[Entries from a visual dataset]
==================================================

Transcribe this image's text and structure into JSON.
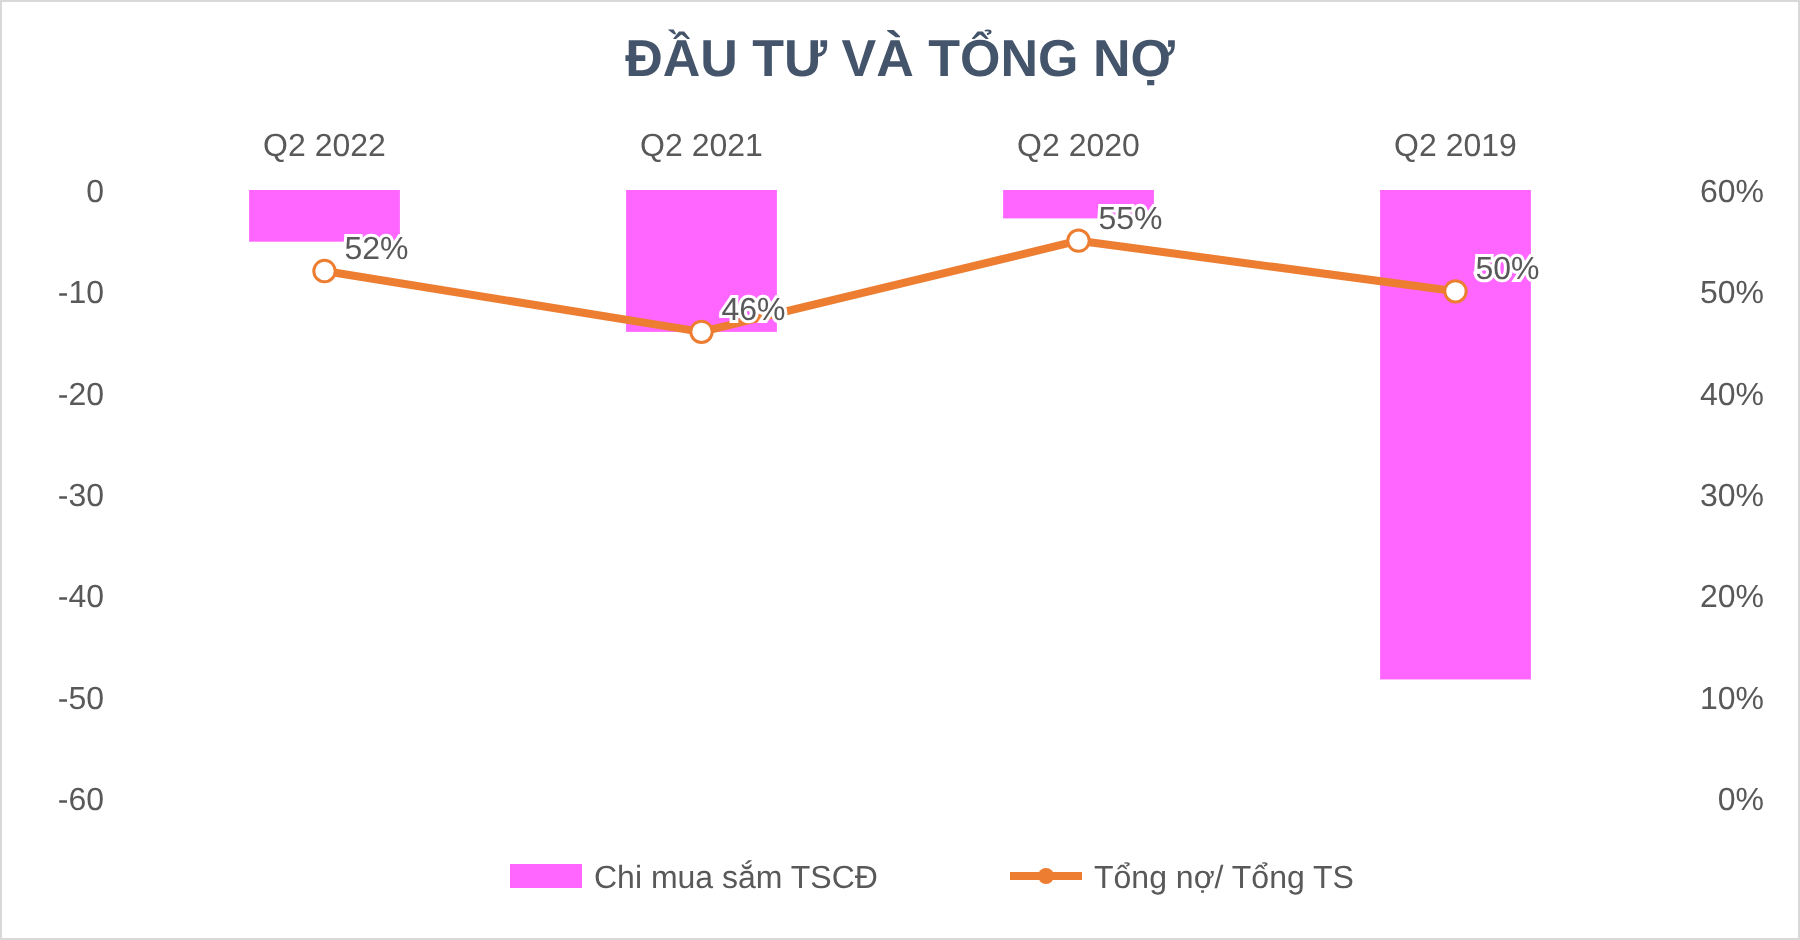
{
  "chart_data": {
    "type": "bar",
    "title": "ĐẦU TƯ VÀ TỔNG NỢ",
    "categories": [
      "Q2 2022",
      "Q2 2021",
      "Q2 2020",
      "Q2 2019"
    ],
    "series": [
      {
        "name": "Chi mua sắm TSCĐ",
        "color": "#ff66ff",
        "values": [
          -5.1,
          -14,
          -2.8,
          -48.3
        ]
      },
      {
        "name": "Tổng nợ/ Tổng TS",
        "type": "line",
        "axis": "y2",
        "color": "#ed7d31",
        "values": [
          52,
          46,
          55,
          50
        ],
        "value_labels": [
          "52%",
          "46%",
          "55%",
          "50%"
        ]
      }
    ],
    "ylim": [
      -60,
      0
    ],
    "yticks": [
      -60,
      -50,
      -40,
      -30,
      -20,
      -10,
      0
    ],
    "y2lim": [
      0,
      60
    ],
    "y2ticks": [
      {
        "value": 0,
        "label": "0%"
      },
      {
        "value": 10,
        "label": "10%"
      },
      {
        "value": 20,
        "label": "20%"
      },
      {
        "value": 30,
        "label": "30%"
      },
      {
        "value": 40,
        "label": "40%"
      },
      {
        "value": 50,
        "label": "50%"
      },
      {
        "value": 60,
        "label": "60%"
      }
    ],
    "grid": false,
    "legend": "bottom",
    "marker": "circle",
    "line_style": "solid"
  }
}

==================================================

Omit the pictures, and quote the material above exactly as given.

Transcribe this image's text and structure into JSON.
{
  "chart_data": {
    "type": "bar",
    "title": "ĐẦU TƯ VÀ TỔNG NỢ",
    "categories": [
      "Q2 2022",
      "Q2 2021",
      "Q2 2020",
      "Q2 2019"
    ],
    "series": [
      {
        "name": "Chi mua sắm TSCĐ",
        "color": "#ff66ff",
        "values": [
          -5.1,
          -14,
          -2.8,
          -48.3
        ]
      },
      {
        "name": "Tổng nợ/ Tổng TS",
        "type": "line",
        "axis": "y2",
        "color": "#ed7d31",
        "values": [
          52,
          46,
          55,
          50
        ],
        "value_labels": [
          "52%",
          "46%",
          "55%",
          "50%"
        ]
      }
    ],
    "ylim": [
      -60,
      0
    ],
    "yticks": [
      -60,
      -50,
      -40,
      -30,
      -20,
      -10,
      0
    ],
    "y2lim": [
      0,
      60
    ],
    "y2ticks": [
      {
        "value": 0,
        "label": "0%"
      },
      {
        "value": 10,
        "label": "10%"
      },
      {
        "value": 20,
        "label": "20%"
      },
      {
        "value": 30,
        "label": "30%"
      },
      {
        "value": 40,
        "label": "40%"
      },
      {
        "value": 50,
        "label": "50%"
      },
      {
        "value": 60,
        "label": "60%"
      }
    ],
    "grid": false,
    "legend": "bottom",
    "marker": "circle",
    "line_style": "solid"
  }
}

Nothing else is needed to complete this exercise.